Set exercise.
Check each line of the listing for the word "image" and give only the number of lines that have it.
— START OF Given data —
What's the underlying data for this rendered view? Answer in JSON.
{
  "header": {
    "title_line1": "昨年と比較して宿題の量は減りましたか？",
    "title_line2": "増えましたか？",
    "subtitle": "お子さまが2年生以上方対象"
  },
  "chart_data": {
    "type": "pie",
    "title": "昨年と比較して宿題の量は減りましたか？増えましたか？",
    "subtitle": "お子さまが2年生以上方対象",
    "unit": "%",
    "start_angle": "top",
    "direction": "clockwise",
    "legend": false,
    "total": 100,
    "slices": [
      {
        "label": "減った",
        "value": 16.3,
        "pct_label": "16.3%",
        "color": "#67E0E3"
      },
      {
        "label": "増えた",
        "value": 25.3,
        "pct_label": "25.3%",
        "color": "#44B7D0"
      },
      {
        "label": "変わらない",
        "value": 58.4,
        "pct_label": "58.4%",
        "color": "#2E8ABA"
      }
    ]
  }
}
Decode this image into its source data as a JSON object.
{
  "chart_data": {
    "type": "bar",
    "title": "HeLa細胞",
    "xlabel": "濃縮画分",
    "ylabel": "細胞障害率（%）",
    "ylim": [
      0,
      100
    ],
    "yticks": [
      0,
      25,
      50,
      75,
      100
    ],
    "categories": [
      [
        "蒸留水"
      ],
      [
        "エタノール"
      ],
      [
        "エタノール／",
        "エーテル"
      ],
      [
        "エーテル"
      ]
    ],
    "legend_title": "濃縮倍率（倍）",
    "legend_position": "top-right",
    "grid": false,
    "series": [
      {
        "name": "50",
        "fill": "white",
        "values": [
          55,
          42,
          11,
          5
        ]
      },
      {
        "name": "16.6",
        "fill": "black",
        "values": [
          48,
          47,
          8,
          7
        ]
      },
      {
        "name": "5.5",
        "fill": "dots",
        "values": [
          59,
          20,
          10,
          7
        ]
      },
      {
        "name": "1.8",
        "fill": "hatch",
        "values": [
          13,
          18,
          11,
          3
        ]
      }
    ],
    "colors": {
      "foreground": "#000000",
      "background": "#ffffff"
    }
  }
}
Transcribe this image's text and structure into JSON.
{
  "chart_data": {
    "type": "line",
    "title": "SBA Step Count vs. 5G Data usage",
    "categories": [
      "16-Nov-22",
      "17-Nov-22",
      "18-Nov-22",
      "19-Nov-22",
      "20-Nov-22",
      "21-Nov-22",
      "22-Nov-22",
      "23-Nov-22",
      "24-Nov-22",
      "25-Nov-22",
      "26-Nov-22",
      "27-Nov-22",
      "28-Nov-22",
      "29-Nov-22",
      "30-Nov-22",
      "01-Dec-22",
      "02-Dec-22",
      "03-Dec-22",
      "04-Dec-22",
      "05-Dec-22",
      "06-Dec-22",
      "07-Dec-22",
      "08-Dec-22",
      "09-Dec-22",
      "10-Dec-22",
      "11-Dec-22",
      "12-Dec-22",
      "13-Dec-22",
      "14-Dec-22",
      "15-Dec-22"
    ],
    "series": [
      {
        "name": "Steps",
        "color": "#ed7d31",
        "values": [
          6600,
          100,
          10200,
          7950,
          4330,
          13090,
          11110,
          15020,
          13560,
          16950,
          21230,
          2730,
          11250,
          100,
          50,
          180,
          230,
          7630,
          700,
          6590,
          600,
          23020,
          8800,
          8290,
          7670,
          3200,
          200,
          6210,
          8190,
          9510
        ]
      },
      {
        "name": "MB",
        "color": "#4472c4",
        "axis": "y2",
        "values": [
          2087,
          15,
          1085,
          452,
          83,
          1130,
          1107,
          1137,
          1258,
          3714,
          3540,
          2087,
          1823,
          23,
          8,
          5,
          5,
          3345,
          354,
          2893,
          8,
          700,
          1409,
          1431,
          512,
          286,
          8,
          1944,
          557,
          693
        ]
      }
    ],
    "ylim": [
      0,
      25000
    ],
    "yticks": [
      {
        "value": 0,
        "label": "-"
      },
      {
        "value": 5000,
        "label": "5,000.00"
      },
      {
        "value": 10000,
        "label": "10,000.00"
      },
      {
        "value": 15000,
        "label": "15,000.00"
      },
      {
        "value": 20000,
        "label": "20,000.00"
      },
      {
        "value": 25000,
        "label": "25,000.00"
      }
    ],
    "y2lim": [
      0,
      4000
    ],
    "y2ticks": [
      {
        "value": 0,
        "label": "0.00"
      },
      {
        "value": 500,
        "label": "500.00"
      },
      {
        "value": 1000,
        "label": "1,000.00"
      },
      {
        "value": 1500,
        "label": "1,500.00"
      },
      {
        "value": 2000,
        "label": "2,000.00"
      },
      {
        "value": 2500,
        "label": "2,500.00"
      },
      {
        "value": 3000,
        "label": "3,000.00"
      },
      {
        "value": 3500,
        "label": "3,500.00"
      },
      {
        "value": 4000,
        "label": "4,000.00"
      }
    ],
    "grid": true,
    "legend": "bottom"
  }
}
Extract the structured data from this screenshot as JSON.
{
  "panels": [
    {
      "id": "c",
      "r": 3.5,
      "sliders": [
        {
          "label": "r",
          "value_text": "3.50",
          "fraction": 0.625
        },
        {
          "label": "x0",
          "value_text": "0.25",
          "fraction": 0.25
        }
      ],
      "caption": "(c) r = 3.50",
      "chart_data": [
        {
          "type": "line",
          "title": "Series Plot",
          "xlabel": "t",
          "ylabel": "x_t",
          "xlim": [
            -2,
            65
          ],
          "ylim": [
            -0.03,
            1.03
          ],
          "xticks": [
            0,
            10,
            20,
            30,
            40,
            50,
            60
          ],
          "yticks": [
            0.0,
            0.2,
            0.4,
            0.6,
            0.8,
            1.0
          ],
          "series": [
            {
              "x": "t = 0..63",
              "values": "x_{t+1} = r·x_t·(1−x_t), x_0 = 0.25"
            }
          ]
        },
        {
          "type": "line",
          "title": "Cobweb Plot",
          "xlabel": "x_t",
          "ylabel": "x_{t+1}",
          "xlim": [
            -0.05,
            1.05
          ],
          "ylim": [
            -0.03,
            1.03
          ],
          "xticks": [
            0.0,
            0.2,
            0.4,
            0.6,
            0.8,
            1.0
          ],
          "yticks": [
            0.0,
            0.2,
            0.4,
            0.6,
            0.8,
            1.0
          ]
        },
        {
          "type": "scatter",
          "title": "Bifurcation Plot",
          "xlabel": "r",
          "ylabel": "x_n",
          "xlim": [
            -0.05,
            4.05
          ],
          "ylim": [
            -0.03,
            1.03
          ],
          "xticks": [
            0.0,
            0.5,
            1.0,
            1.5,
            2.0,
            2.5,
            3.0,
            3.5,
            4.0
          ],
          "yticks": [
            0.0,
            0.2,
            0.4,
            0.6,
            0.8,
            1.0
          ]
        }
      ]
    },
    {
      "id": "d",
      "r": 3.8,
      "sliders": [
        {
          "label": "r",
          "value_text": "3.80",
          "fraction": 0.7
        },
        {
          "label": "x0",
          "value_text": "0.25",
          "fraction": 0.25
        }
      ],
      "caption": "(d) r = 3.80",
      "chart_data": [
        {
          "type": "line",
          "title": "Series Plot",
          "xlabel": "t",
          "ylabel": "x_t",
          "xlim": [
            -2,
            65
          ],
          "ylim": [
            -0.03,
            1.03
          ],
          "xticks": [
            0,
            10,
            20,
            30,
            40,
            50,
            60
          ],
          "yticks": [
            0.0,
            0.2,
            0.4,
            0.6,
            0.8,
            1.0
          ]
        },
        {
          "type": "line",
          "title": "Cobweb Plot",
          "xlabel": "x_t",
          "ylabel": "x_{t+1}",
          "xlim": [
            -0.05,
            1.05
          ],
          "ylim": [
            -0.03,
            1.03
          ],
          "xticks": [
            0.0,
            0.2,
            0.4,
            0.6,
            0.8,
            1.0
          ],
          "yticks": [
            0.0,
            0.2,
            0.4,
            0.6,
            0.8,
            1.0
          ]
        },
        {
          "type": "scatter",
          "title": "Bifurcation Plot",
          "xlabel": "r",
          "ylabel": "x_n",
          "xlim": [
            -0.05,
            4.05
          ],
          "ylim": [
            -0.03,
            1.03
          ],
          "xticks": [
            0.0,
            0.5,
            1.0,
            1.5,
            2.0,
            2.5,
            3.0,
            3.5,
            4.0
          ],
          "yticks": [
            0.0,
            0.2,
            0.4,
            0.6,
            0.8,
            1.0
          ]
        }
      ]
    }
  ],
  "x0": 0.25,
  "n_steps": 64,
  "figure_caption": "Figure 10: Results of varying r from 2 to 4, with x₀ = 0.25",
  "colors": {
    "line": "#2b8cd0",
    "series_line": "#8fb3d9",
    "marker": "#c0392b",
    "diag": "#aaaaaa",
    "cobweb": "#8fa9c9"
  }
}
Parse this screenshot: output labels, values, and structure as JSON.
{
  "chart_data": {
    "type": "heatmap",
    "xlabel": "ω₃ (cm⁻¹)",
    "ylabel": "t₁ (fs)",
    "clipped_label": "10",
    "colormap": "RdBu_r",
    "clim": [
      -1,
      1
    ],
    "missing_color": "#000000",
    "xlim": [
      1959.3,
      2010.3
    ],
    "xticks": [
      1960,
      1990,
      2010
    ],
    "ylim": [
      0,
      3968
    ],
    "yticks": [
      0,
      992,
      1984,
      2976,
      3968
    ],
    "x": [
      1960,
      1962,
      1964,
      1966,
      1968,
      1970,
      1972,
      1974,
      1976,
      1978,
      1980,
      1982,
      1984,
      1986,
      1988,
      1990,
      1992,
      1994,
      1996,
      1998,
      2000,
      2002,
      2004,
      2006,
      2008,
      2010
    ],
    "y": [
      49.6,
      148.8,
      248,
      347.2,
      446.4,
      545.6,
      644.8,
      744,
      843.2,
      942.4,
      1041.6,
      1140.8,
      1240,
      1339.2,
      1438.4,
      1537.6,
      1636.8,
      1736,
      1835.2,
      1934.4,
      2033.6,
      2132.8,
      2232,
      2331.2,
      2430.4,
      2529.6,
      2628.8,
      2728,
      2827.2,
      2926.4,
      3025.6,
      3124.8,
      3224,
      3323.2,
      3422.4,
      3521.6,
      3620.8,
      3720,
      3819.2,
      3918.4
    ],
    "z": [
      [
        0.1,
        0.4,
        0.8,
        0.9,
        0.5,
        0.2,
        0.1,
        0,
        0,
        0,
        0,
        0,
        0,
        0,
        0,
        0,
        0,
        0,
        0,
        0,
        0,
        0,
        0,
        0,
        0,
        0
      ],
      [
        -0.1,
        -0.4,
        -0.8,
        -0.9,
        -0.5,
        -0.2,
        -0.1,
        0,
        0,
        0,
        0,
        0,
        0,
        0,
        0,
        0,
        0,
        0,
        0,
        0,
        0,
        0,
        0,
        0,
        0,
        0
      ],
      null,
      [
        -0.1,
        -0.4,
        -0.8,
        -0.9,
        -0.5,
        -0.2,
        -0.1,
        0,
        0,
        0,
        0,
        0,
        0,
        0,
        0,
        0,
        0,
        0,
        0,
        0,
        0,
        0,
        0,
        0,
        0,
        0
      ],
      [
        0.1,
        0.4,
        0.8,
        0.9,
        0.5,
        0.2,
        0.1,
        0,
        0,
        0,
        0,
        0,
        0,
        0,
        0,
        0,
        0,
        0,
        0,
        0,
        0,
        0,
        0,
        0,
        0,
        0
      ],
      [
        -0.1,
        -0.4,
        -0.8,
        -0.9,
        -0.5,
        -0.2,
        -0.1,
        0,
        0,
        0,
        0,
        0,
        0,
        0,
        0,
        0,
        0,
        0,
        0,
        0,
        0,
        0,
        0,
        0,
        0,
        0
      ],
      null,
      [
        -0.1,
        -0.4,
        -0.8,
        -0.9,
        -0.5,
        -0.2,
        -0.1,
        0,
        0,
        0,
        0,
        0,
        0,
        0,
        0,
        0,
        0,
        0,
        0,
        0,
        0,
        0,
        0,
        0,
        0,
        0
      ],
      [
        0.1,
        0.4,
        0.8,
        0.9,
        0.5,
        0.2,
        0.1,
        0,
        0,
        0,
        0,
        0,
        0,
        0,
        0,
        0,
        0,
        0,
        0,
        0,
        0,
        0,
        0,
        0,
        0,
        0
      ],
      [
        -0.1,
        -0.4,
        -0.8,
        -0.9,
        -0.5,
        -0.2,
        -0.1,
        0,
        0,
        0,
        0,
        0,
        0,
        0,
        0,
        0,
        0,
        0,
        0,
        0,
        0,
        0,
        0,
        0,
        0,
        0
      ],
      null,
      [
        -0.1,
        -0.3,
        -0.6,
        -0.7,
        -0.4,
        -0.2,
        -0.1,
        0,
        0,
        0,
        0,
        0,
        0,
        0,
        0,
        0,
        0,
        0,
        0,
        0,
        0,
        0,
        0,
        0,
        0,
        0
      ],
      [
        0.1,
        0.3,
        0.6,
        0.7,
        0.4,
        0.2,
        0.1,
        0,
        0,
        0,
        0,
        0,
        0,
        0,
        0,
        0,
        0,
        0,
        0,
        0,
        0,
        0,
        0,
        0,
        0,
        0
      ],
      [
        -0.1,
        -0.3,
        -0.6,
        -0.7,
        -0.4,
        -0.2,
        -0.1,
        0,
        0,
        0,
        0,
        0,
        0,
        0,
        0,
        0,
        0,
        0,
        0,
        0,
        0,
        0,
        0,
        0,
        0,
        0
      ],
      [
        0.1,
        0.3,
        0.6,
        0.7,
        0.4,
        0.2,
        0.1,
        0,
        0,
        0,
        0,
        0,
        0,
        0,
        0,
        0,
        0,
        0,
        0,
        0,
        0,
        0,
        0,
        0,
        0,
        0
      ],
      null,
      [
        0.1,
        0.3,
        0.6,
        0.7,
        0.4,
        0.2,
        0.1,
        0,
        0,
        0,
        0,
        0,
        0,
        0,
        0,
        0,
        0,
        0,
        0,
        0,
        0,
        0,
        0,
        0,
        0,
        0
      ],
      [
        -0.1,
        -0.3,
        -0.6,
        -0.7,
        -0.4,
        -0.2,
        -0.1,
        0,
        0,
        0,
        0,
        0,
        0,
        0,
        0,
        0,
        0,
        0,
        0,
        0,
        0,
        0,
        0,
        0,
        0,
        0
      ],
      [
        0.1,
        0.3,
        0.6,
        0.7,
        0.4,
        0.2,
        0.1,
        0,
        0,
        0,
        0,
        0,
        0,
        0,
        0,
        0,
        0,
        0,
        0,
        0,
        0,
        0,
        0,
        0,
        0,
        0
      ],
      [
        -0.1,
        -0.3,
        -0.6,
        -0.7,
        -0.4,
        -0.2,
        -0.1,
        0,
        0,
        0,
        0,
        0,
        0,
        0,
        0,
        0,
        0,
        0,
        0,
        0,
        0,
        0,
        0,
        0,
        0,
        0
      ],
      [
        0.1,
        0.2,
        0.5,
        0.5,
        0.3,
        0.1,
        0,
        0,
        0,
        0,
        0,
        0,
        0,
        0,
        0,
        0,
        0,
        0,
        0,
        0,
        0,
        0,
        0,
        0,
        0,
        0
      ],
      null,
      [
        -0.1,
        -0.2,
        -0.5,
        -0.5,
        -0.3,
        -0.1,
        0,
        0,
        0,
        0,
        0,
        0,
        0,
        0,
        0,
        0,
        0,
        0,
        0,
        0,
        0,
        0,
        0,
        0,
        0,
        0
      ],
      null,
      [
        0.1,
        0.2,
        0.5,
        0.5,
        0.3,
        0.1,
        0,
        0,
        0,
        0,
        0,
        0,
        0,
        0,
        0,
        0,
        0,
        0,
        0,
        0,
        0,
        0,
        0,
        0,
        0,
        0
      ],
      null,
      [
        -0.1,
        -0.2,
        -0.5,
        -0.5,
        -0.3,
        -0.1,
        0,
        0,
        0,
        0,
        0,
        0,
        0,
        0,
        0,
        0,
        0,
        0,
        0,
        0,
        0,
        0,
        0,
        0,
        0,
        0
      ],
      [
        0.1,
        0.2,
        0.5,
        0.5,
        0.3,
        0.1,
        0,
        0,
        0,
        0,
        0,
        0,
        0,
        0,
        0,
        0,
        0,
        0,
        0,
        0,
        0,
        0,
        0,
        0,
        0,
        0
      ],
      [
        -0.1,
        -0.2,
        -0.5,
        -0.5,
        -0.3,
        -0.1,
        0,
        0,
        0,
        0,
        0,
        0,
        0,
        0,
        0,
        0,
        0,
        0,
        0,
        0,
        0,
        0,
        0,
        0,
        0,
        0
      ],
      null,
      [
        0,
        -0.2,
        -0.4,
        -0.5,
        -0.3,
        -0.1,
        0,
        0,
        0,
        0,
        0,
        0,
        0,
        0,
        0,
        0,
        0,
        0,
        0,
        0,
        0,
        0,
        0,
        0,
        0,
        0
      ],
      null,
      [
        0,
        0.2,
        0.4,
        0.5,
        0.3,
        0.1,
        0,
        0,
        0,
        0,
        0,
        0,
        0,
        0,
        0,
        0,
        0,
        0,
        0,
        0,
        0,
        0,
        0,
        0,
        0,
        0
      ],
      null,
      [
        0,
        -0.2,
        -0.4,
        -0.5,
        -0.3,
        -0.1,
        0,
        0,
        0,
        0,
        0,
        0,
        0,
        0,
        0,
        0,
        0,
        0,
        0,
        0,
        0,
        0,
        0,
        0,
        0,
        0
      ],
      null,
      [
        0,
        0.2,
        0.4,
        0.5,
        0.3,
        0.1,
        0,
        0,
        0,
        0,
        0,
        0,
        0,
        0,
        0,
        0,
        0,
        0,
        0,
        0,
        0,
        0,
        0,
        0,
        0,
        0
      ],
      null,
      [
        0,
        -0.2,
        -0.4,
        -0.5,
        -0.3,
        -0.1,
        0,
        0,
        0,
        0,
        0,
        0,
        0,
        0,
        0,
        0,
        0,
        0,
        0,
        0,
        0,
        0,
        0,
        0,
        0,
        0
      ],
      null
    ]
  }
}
— END OF Given data —
Task output.
2